Problem description:
Looking through the records below, please work out how many lines contain "from". Give only that number.

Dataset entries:
····················

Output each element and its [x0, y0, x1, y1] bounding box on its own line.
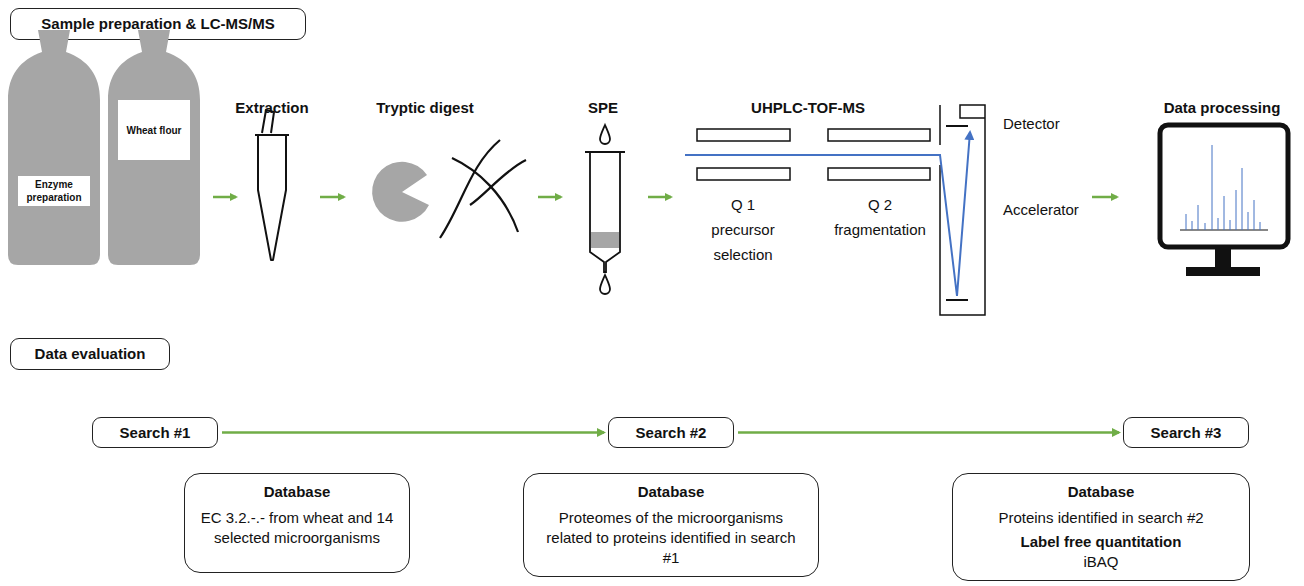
- node-text: iBAQ: [1083, 552, 1118, 572]
- bag-node: Wheat flour: [108, 30, 200, 265]
- step-label: Tryptic digest: [345, 98, 505, 118]
- step-label: SPE: [553, 98, 653, 118]
- part-label: Q 1 precursor selection: [701, 192, 785, 267]
- node-heading: Wheat flour: [127, 124, 182, 137]
- bag-label: Enzyme preparation: [18, 176, 90, 206]
- node-heading: Database: [1068, 482, 1135, 502]
- ion-path: [685, 132, 970, 296]
- part-label: Accelerator: [1003, 200, 1103, 220]
- database-box: DatabaseProteomes of the microorganisms …: [523, 473, 819, 577]
- database-box: DatabaseProteins identified in search #2…: [952, 473, 1250, 581]
- step-label: UHPLC-TOF-MS: [718, 98, 898, 118]
- flow-arrows: [213, 196, 1117, 199]
- protein-strands: [440, 140, 526, 238]
- bag-shape: [8, 30, 100, 265]
- spe-cartridge: [585, 125, 625, 294]
- part-label: Q 2 fragmentation: [826, 192, 934, 242]
- step-label: Extraction: [202, 98, 342, 118]
- node-heading: Search #2: [636, 423, 707, 443]
- process-box: Search #1: [92, 417, 218, 448]
- node-heading: Database: [638, 482, 705, 502]
- process-box: Search #3: [1123, 417, 1249, 448]
- part-label: Detector: [1003, 114, 1093, 134]
- enzyme-icon: [372, 162, 429, 222]
- node-heading: Database: [264, 482, 331, 502]
- monitor-icon: [1160, 125, 1288, 276]
- node-heading: Search #1: [120, 423, 191, 443]
- node-text: Proteomes of the microorganisms related …: [536, 508, 806, 568]
- step-label: Data processing: [1142, 98, 1302, 118]
- node-text: Label free quantitation: [1021, 532, 1182, 552]
- flow-connector: [738, 431, 1119, 434]
- process-box: Data evaluation: [10, 338, 170, 370]
- bag-node: Enzyme preparation: [8, 30, 100, 265]
- tube-icon: [255, 110, 289, 260]
- bag-outline: [108, 30, 200, 265]
- bag-outline: [8, 30, 100, 265]
- database-box: Database EC 3.2.-.- from wheat and 14 sel…: [184, 473, 410, 573]
- node-text: EC 3.2.-.- from wheat and 14 selected mi…: [197, 508, 397, 548]
- node-heading: Enzyme preparation: [18, 178, 90, 204]
- node-heading: Data evaluation: [35, 344, 146, 364]
- flow-connector: [222, 431, 604, 434]
- process-box: Search #2: [608, 417, 734, 448]
- node-heading: Search #3: [1151, 423, 1222, 443]
- bag-label: Wheat flour: [118, 100, 190, 160]
- node-text: Proteins identified in search #2: [998, 508, 1203, 528]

····················

Solution:
2